▶ [SET TASK A] In the entries below, retype the stretch from the line containing "wire xyxy=(1398,815,1403,938)" through the line containing "svg-text:100P: 100P xyxy=(913,228,951,246)", including both of those lines, with each line reproduced character for character.

▶ [SOURCE EXTRACT]
##############################

Niall Crowley sought three alternative perspectives on the future for a better European Union
It is not only an economic crisis that is being faced by Europe. Another economic treaty won’t resolve the issues. It’s a crisis of democracy as decision-making becomes technocratic, unresponsive to popular demands and dominated by the powerful states. It’s a social crisis as inequality deepens, poverty becomes more widespread and unemployment burgeons. Any debate on the evolution of the European Union has to address how best to re-discover a social and democratic Europe.
An agenda for change is therefore needed that goes beyond the economic. More particularly, this agenda needs to be based on and tested against the values of equality, environmental sustainability, participation, accountability and social justice. These values needs to shape the economic dimensions of change.
Where is the political or public debate to build this agenda? It is not evident in Ireland where referenda have locked us into a for-or against straightjacket without space to debate what we are for or against. It is not evident at European Union level either. We need to build an alternative agenda for Europe.
A social Europe would be a Europe where decent work is the norm and where people who have no access to work can still have access to the rights, goods and services needed to live a life in dignity. Achieving this social Europe should be a key focus for our public debates and a key priority for our political leaders and institutions according to Fintan Farrell, Director of the European Anti Poverty Network (Europe)

##############################

▶ [TASK MATERIAL]

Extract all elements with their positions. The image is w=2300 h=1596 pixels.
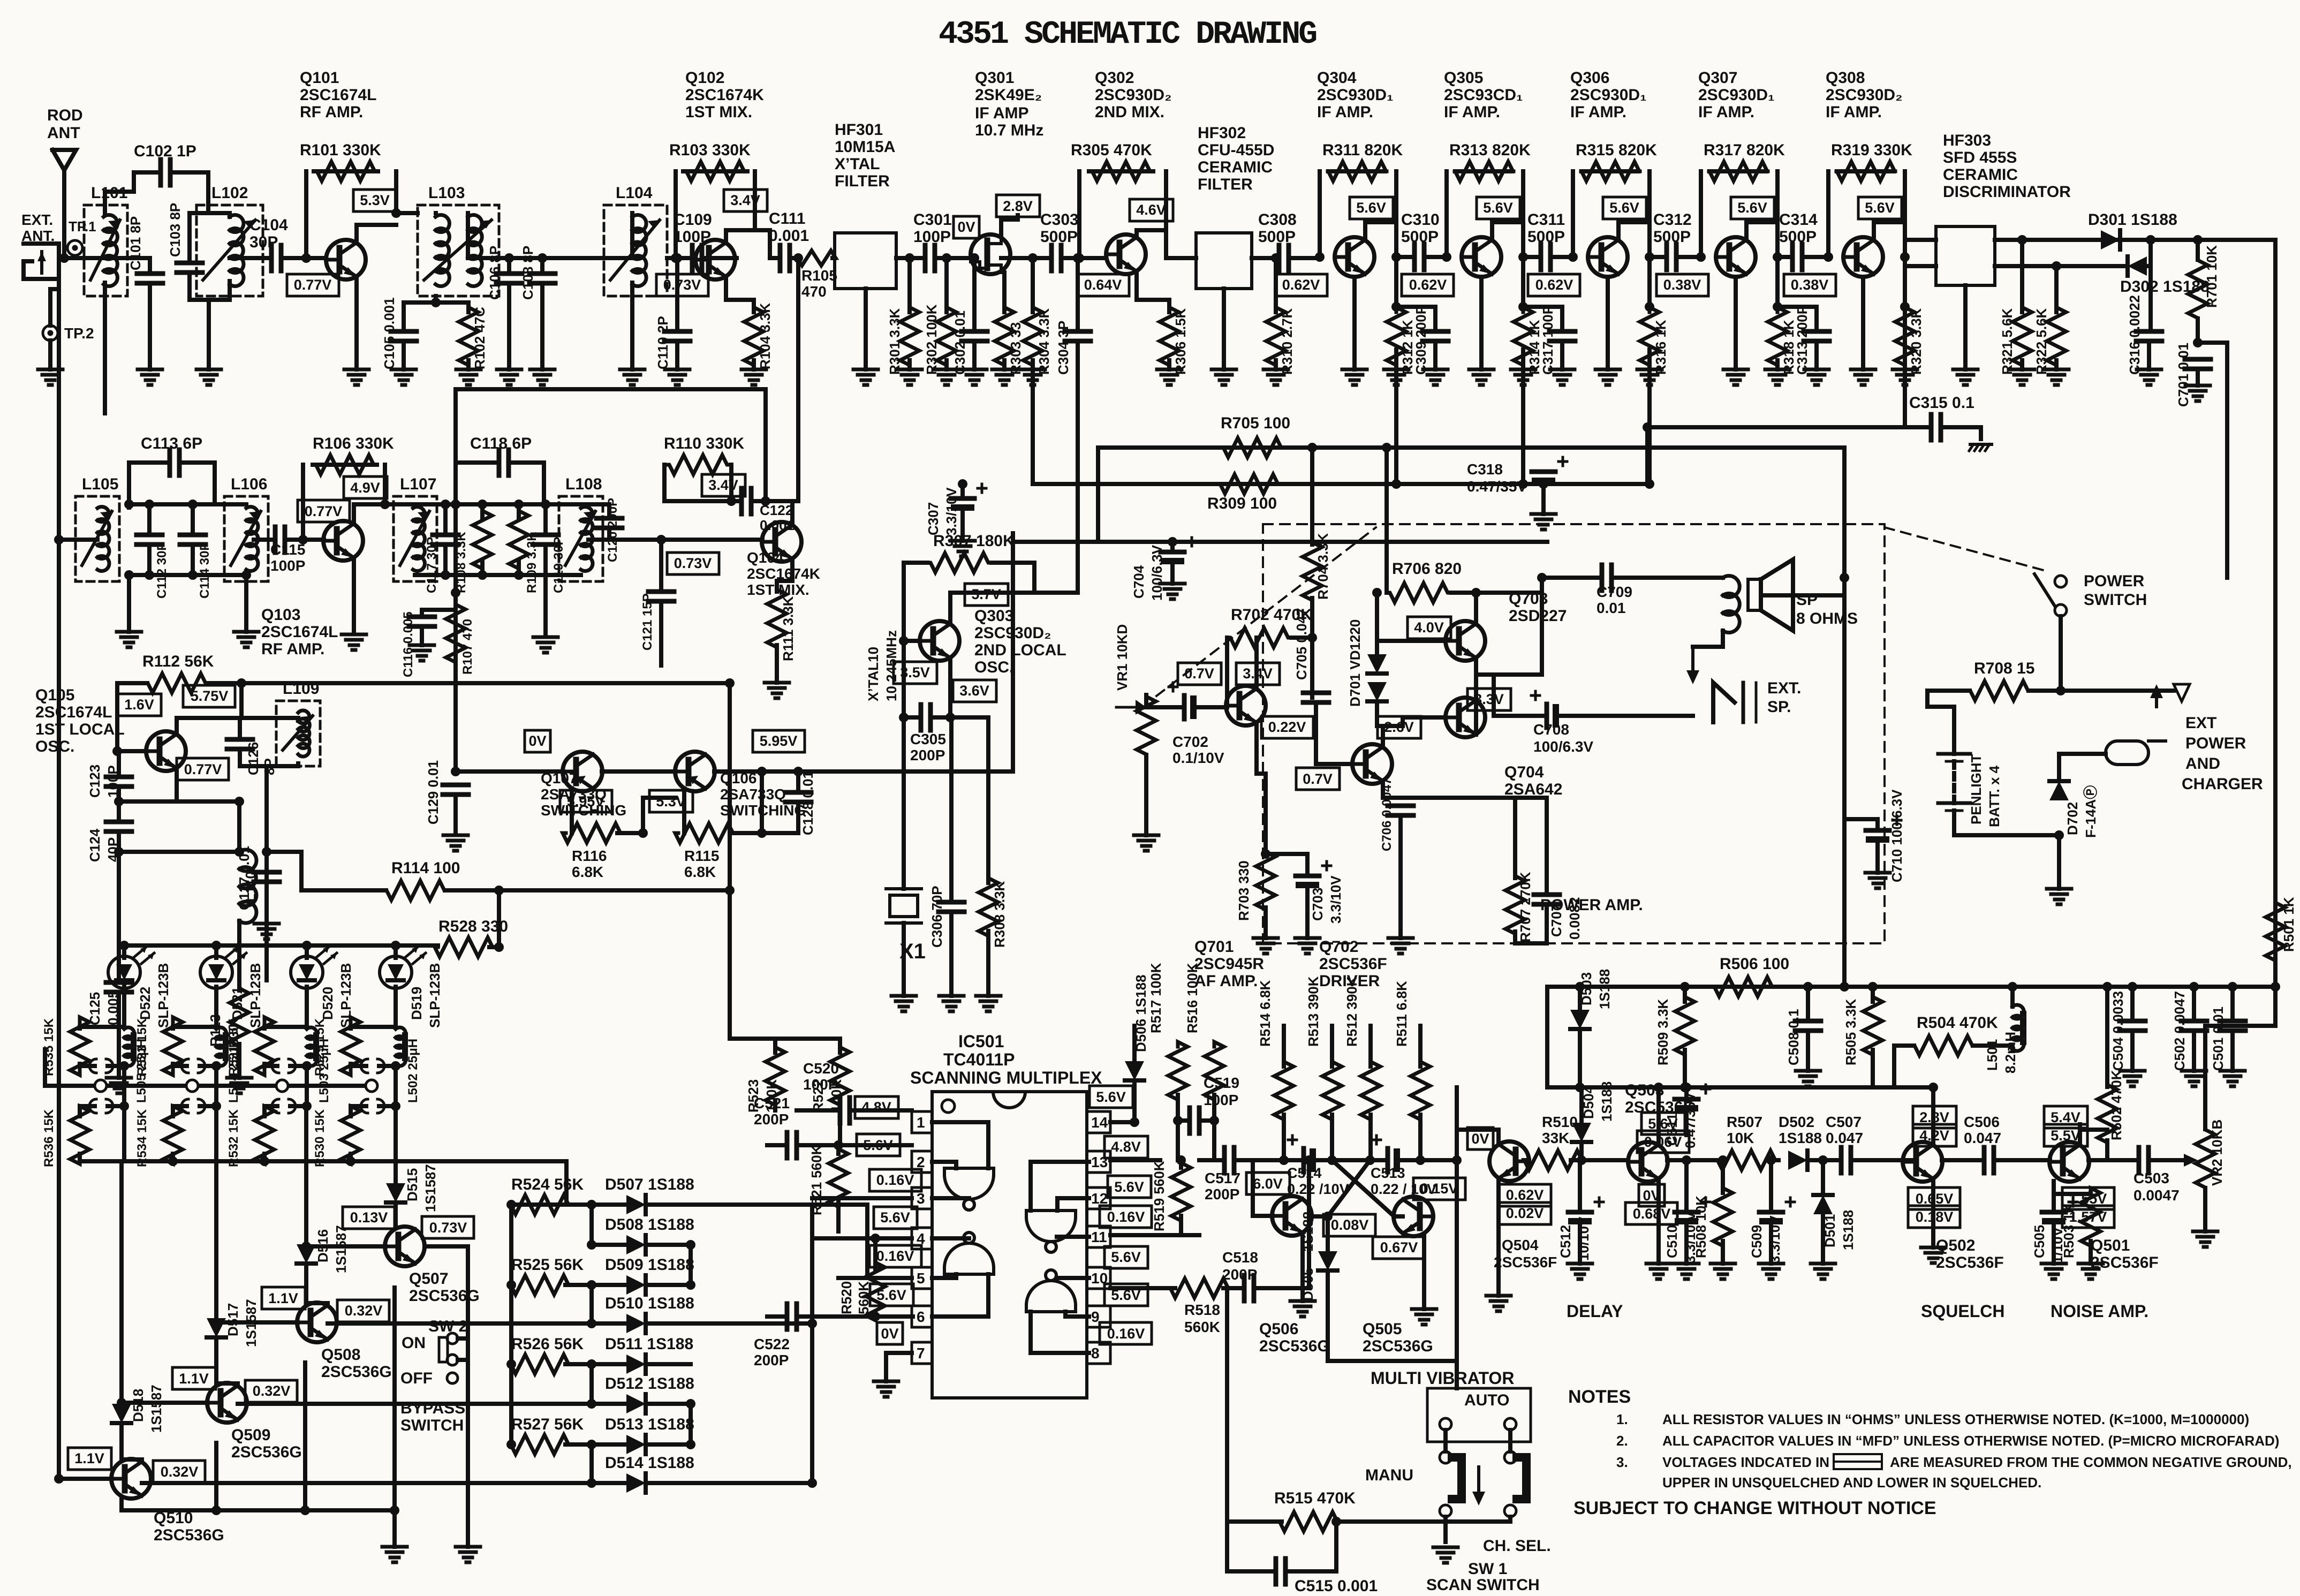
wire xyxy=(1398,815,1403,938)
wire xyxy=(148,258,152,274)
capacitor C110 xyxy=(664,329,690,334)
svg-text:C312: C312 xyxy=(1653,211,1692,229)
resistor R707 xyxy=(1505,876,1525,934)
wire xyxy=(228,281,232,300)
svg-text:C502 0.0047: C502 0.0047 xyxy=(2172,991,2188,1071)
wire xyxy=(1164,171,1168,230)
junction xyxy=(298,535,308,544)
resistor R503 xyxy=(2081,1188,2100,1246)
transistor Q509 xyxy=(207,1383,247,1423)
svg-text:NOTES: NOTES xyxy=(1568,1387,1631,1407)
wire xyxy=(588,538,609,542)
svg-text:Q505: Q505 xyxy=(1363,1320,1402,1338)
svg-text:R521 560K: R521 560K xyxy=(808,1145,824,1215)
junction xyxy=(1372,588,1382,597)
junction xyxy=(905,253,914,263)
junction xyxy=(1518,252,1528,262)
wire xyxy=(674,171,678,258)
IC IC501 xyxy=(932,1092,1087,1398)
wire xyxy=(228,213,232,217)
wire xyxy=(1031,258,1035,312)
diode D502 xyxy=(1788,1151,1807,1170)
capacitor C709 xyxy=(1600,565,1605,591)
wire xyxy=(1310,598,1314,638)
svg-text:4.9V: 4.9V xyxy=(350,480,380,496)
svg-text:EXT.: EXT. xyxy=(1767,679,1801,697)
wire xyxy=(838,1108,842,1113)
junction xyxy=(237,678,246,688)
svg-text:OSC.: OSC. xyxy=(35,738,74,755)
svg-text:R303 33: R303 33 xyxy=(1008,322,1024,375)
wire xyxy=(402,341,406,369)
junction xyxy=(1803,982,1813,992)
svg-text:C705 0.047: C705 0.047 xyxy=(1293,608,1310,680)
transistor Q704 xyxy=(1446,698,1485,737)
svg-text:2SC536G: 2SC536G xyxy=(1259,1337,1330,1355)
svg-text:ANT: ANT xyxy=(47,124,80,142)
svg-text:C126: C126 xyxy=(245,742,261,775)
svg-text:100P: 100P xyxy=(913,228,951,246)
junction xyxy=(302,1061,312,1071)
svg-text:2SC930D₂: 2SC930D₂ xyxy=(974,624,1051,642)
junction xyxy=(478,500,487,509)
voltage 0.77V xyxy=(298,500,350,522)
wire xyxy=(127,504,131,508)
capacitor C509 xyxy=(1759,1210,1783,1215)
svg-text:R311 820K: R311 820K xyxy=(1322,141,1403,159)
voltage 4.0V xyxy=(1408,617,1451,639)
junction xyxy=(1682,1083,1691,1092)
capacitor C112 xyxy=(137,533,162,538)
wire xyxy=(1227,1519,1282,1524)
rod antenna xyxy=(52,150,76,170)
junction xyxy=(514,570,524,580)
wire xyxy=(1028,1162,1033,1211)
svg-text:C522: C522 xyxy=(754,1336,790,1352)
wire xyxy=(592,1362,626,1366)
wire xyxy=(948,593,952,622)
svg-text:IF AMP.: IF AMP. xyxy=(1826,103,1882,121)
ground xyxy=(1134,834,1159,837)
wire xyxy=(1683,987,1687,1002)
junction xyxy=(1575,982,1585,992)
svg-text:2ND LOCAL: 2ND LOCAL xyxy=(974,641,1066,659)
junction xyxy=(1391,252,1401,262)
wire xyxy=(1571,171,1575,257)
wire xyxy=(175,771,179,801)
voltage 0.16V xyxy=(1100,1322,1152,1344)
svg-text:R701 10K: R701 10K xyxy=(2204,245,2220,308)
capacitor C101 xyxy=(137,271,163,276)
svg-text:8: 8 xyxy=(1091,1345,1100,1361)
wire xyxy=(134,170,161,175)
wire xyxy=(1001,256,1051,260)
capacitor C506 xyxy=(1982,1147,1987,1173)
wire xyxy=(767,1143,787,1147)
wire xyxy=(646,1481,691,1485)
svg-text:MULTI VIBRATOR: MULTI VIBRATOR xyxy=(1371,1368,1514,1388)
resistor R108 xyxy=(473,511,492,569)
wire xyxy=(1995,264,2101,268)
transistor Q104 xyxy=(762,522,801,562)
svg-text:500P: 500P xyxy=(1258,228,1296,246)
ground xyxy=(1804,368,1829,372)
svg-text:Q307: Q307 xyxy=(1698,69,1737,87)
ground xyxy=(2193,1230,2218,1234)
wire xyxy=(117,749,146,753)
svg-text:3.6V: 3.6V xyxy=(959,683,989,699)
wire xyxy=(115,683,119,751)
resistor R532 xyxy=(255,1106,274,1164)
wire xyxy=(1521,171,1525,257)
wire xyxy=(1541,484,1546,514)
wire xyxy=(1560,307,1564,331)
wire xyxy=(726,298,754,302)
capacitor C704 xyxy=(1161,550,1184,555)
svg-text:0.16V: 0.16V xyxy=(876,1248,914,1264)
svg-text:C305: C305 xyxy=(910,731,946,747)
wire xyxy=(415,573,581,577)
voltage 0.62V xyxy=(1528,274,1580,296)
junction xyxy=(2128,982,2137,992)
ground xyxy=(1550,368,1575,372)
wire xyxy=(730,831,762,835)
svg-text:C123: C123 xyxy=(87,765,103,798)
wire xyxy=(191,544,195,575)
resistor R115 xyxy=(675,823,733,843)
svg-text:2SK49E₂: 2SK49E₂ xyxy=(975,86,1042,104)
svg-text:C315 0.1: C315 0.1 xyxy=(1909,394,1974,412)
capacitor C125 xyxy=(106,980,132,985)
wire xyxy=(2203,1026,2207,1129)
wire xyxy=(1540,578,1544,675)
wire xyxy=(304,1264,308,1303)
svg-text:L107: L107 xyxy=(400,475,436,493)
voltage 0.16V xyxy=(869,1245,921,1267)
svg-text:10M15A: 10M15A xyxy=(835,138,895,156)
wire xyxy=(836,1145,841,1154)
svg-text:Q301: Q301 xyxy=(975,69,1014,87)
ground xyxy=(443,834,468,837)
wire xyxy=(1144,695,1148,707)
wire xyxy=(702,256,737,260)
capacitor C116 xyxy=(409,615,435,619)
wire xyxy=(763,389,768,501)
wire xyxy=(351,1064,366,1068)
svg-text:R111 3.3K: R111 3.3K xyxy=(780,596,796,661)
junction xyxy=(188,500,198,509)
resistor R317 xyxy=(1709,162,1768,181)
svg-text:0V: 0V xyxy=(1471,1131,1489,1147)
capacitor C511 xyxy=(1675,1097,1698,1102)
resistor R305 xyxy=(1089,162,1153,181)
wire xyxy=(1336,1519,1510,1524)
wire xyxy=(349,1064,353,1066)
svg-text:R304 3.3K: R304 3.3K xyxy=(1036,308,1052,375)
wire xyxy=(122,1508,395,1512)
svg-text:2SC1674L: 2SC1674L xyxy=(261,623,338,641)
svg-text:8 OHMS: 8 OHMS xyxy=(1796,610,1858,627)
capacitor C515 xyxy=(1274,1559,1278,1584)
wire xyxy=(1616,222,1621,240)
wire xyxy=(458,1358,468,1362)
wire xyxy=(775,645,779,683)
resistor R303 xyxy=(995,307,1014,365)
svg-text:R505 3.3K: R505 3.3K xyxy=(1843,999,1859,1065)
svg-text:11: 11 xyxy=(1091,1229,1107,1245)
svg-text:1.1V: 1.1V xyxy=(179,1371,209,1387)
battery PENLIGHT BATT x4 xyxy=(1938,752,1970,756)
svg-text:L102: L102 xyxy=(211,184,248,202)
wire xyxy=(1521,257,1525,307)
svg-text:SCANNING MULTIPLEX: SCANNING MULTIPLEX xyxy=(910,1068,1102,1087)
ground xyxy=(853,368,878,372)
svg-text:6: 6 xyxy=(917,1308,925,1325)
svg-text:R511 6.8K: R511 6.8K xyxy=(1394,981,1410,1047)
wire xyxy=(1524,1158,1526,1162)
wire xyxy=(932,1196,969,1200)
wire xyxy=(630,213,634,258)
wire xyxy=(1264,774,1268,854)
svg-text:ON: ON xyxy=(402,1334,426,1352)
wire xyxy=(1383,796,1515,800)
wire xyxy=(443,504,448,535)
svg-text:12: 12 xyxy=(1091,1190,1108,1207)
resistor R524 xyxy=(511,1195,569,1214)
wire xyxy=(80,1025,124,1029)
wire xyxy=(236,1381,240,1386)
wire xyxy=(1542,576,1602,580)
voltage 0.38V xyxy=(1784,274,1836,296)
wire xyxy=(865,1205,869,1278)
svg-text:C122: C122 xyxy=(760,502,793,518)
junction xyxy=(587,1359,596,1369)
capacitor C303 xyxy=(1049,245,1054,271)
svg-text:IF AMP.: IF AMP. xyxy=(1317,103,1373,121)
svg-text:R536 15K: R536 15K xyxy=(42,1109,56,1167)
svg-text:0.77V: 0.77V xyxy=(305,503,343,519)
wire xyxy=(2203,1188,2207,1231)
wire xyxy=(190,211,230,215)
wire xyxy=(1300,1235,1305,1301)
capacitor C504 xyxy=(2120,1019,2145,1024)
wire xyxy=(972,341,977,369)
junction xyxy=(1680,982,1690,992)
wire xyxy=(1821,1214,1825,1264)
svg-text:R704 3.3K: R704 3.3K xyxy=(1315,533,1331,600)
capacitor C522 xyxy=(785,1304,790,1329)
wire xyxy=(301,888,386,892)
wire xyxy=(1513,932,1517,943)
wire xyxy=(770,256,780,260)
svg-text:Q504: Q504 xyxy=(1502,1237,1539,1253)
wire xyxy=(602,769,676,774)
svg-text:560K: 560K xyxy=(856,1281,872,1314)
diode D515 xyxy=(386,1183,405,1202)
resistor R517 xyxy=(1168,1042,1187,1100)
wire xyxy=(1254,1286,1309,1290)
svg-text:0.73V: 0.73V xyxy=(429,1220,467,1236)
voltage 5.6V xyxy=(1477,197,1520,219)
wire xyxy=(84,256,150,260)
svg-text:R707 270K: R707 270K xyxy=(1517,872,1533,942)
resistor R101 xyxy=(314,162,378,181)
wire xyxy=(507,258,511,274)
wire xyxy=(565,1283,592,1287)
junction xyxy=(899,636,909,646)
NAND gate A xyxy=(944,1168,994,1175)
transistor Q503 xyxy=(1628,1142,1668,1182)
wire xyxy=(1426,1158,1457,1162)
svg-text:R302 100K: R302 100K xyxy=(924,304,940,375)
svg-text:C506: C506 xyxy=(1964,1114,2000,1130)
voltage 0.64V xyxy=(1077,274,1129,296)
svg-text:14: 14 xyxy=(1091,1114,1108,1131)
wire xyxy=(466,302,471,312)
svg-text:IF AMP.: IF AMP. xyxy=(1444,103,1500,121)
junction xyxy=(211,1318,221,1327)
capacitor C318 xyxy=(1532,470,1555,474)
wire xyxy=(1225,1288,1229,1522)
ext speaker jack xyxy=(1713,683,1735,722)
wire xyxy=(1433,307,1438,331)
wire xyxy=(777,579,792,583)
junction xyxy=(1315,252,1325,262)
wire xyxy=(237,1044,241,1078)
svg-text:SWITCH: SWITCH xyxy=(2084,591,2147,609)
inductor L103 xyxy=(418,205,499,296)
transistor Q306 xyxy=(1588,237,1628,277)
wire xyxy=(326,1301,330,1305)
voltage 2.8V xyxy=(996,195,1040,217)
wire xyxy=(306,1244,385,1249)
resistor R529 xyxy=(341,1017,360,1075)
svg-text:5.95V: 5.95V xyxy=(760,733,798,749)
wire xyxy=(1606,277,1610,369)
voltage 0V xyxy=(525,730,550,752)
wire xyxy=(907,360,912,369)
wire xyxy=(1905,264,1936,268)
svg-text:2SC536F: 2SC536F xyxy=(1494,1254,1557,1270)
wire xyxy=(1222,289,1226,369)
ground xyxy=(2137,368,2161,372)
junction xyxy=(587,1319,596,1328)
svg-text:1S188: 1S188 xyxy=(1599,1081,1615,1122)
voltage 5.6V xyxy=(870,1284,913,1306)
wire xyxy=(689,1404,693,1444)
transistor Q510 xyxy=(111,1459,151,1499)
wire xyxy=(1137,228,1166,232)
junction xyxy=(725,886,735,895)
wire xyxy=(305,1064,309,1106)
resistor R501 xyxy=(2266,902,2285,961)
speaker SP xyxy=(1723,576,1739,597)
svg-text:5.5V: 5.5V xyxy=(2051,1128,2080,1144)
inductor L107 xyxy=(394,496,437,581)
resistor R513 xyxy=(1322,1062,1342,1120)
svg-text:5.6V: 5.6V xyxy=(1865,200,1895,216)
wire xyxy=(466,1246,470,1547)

##############################

▶ [SET TASK B] From the passage on the European Union above, reproduce the stretch from "An agenda for" through "agenda for Europe." word for word.

▶ [FULL RESPONSE A]
wire xyxy=(1398,815,1403,938)
wire xyxy=(148,258,152,274)
capacitor C110 xyxy=(664,329,690,334)
svg-text:C312: C312 xyxy=(1653,211,1692,229)
resistor R707 xyxy=(1505,876,1525,934)
wire xyxy=(228,281,232,300)
svg-text:C502 0.0047: C502 0.0047 xyxy=(2172,991,2188,1071)
wire xyxy=(1164,171,1168,230)
junction xyxy=(298,535,308,544)
resistor R503 xyxy=(2081,1188,2100,1246)
transistor Q509 xyxy=(207,1383,247,1423)
svg-text:NOTES: NOTES xyxy=(1568,1387,1631,1407)
wire xyxy=(588,538,609,542)
svg-text:Q505: Q505 xyxy=(1363,1320,1402,1338)
svg-text:R521 560K: R521 560K xyxy=(808,1145,824,1215)
junction xyxy=(1372,588,1382,597)
junction xyxy=(905,253,914,263)
junction xyxy=(1518,252,1528,262)
wire xyxy=(674,171,678,258)
IC IC501 xyxy=(932,1092,1087,1398)
wire xyxy=(228,213,232,217)
wire xyxy=(1031,258,1035,312)
diode D502 xyxy=(1788,1151,1807,1170)
capacitor C709 xyxy=(1600,565,1605,591)
wire xyxy=(1310,598,1314,638)
svg-text:4.9V: 4.9V xyxy=(350,480,380,496)
svg-text:EXT.: EXT. xyxy=(1767,679,1801,697)
wire xyxy=(838,1108,842,1113)
junction xyxy=(237,678,246,688)
svg-text:OSC.: OSC. xyxy=(35,738,74,755)
svg-text:R303 33: R303 33 xyxy=(1008,322,1024,375)
wire xyxy=(402,341,406,369)
junction xyxy=(1803,982,1813,992)
svg-text:C705 0.047: C705 0.047 xyxy=(1293,608,1310,680)
transistor Q704 xyxy=(1446,698,1485,737)
svg-text:2SC536G: 2SC536G xyxy=(1259,1337,1330,1355)
svg-text:ANT: ANT xyxy=(47,124,80,142)
svg-text:C126: C126 xyxy=(245,742,261,775)
svg-text:100P: 100P xyxy=(913,228,951,246)

▶ [FULL RESPONSE B]
An agenda for change is therefore needed that goes beyond the economic. More particularly, this agenda needs to be based on and tested against the values of equality, environmental sustainability, participation, accountability and social justice. These values needs to shape the economic dimensions of change.
Where is the political or public debate to build this agenda? It is not evident in Ireland where referenda have locked us into a for-or against straightjacket without space to debate what we are for or against. It is not evident at European Union level either. We need to build an alternative agenda for Europe.